(Excerpt from a dataset)

[start]

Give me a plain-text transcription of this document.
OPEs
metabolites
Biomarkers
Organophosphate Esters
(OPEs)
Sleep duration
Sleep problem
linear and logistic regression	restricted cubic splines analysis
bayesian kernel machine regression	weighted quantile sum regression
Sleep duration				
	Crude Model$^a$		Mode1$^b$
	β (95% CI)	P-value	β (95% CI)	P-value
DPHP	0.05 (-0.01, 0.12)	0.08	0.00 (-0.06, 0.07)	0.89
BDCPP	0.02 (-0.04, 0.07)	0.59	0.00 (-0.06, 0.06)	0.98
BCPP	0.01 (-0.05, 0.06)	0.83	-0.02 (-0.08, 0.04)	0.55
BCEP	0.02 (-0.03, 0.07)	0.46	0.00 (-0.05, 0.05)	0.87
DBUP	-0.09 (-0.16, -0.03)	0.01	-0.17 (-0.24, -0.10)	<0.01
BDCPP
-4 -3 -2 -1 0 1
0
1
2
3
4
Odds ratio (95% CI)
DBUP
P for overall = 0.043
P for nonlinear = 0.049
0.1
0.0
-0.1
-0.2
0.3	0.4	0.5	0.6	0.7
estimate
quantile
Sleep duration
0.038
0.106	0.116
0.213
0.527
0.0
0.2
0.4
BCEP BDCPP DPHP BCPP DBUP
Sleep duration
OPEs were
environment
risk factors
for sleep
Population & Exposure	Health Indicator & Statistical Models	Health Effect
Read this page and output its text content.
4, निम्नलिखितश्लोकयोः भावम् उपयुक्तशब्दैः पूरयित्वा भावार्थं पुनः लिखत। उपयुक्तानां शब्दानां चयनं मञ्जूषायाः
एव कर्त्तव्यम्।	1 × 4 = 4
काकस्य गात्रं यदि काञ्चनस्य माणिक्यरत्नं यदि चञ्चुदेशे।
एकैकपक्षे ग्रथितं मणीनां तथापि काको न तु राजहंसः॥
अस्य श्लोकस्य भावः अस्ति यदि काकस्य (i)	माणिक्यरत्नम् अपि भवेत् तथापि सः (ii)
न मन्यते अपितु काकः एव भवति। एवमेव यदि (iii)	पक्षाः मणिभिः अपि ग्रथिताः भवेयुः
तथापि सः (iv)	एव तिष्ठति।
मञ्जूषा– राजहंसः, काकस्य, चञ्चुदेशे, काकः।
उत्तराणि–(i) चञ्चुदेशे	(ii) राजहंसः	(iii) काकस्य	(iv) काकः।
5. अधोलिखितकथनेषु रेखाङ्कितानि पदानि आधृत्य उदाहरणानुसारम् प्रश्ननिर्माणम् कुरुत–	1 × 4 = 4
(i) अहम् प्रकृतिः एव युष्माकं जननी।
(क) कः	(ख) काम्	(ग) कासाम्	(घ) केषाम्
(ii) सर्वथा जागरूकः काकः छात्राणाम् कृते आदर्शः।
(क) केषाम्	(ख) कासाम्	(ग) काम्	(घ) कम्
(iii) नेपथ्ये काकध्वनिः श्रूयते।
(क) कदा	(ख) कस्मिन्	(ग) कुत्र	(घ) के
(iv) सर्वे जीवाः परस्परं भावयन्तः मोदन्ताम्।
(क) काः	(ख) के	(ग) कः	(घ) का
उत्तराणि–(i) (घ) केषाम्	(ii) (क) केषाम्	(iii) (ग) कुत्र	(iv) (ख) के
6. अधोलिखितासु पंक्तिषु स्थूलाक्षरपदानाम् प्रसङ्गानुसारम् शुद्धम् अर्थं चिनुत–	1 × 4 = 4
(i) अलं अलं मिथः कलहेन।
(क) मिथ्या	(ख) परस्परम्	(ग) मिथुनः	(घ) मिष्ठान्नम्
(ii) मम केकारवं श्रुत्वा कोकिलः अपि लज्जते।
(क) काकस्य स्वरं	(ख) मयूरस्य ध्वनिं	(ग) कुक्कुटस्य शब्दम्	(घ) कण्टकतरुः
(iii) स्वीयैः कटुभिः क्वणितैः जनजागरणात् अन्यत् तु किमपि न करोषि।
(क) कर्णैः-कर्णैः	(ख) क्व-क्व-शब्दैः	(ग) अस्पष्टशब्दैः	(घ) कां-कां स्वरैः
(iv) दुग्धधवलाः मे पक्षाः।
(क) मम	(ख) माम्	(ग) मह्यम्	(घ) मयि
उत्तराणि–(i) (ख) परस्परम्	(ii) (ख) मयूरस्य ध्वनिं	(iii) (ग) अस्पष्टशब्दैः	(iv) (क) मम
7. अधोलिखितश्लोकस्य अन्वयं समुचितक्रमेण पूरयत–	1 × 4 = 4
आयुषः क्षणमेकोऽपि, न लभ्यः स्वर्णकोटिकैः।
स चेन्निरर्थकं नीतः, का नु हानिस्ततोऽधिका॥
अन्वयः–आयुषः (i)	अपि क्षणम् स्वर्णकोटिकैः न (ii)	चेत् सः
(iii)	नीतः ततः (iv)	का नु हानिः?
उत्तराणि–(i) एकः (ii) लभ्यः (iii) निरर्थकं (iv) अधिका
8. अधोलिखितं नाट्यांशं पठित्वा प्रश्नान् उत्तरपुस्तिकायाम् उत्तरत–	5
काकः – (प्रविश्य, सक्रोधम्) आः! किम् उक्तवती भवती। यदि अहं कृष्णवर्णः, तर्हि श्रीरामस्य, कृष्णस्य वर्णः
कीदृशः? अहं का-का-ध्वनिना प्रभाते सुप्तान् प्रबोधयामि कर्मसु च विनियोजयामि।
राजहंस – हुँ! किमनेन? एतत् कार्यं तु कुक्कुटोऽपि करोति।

[end]

> _Objective_:
In the entries above, identify each line that includes the string "BDCPP", then copy it.

> _Task response_:
BDCPP	0.02 (-0.04, 0.07)	0.59	0.00 (-0.06, 0.06)	0.98
BDCPP
BCEP BDCPP DPHP BCPP DBUP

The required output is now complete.